### Texte fourni
↓↓↓

Ambiance non traduite
Commentaire
Arnold Strong est un ancien colonel des Marines. Juste
avant le retrait américain, il a passé jour et nuit à tenter de sauver le plus
d’Afghans possibles.
120000 personnes ont ainsi pu être évacuées
d’Afghanistan. Beaucoup d’entre elles grâce aux efforts des vétérans.
Arnold Strong, vétéran
Un soldat peut quitter l’armée, mais l’armée ne quitte
jamais le soldat. Ceux qui ont servi ont un sentiment d’appartenir à quelque
chose. Cela faisait longtemps que je n’avais pas eu l’impression d’avoir un but
comme au cours des dernières semaines.
Commentaire
La mobilisation du colonel Strong et de son groupe a
permis de récolter plus de 5 millions de dollars, notamment pour affréter des
charters.
Pourtant, on estime que 250000 Afghans alliés des
Américains seraient encore dans le pays. Au risque de devenir les prochaines
victimes d’une guerre qui a déjà coûté très cher, humainement et
financièrement.
A Boston, où se concentrent les plus grandes
universités américaines, des professeurs et des chercheurs se sont penchés sur
le coût des guerres de l’après 11 septembre. Sous la direction de Netta
Crawford, et avec la collaboration d’universitaire de tout le pays, le projet Costs of War a vu le jour.

↑↑↑

### À compléter
1) Selon le texte sur l'évacuation des Afghans, quelle somme la mobilisation du colonel Strong et de son groupe a-t-elle permis de récolter ?
2) Donnez la suite du texte sur l'évacuation des Afghans, en reprenant après sa dernière phrase.

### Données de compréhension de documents
↓↓↓

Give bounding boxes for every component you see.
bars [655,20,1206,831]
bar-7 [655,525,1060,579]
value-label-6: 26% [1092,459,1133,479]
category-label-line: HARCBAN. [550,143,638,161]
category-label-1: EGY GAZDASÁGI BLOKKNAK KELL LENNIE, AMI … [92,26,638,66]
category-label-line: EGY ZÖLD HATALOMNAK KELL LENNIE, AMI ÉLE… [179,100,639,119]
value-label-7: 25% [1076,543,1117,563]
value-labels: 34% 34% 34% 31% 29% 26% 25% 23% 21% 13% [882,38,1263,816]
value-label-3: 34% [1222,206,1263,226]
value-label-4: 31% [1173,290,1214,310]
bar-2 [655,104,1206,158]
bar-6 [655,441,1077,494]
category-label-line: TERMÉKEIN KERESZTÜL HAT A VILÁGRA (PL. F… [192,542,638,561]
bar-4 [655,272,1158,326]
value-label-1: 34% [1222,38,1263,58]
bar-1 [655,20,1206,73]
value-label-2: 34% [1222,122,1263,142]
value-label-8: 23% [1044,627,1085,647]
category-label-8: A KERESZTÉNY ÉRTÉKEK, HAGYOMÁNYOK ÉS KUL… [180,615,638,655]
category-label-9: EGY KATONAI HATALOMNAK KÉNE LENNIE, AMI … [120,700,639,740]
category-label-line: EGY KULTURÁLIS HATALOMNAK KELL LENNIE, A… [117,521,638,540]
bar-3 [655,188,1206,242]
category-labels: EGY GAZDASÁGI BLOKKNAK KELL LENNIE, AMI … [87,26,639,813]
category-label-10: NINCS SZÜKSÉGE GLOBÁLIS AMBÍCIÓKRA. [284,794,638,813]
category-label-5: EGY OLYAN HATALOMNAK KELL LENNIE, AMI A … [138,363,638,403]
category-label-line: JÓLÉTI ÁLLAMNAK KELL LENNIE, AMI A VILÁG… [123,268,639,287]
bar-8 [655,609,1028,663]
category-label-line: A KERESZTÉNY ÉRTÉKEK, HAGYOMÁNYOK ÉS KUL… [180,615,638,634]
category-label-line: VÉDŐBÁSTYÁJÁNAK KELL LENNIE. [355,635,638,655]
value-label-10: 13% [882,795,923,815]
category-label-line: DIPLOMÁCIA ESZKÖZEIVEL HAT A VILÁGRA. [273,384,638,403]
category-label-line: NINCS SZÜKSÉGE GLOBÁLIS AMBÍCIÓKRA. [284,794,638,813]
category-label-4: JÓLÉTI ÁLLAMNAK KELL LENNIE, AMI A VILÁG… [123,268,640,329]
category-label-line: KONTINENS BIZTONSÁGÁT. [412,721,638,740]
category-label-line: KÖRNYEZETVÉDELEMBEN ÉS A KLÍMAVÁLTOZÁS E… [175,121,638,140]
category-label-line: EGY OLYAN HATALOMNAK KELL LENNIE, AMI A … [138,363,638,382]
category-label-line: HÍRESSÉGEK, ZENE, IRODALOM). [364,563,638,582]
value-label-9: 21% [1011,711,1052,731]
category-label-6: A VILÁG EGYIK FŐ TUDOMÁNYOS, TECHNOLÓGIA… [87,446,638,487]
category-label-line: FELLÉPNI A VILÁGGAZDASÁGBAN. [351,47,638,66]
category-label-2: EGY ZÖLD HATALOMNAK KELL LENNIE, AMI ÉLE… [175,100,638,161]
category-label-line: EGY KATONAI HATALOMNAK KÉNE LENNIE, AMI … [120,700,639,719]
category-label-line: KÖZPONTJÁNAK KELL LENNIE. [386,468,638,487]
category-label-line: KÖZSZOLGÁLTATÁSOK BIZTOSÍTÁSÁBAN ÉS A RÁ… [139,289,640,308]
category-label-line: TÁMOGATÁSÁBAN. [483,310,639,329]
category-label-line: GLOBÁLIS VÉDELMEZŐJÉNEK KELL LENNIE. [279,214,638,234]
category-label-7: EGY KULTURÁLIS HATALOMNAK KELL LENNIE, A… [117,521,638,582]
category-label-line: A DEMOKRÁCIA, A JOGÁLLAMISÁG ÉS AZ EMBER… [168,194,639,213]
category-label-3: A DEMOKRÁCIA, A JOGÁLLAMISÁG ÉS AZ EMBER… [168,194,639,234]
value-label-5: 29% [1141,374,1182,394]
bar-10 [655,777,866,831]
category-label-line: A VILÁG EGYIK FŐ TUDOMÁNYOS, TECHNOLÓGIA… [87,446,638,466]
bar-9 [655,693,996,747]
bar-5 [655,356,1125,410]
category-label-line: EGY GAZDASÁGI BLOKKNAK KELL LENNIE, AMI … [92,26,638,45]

↑↑↑

### Réponses
1) Plus de 5 millions de dollars.

2)
Les chiffres avancés donnent le tournis. Sur le plan
humain, près de 800000 personnes ont trouvé la mort en 20 ans, dont 7000
soldats américains. Sans compter les millions de blessés. Sur le plan
écologique aussi : l’armée américaine est l’un des plus gros émetteurs de gaz à
effet de serre. Et sur le plan économique, rien que pour l’Afghanistan,
l’addition est particulièrement salée.
Netta Crawford, directrice du Costs of War Project
La guerre américaine en Afghanistan a coûté jusqu’à
présent environ 2300 milliards. 2300 milliards de dollars.
Commentaire
Soit près de 30 ans du budget total de la
Confédération helvétique. Une somme astronomique, qui comprend notamment des
dépenses comme l’armement, le coût des bases et des soldats. A laquelle il faut
ajouter les intérêts sur les sommes empruntées par les Etats-Unis. Et le coût
des soins aux vétérans dans les années à venir.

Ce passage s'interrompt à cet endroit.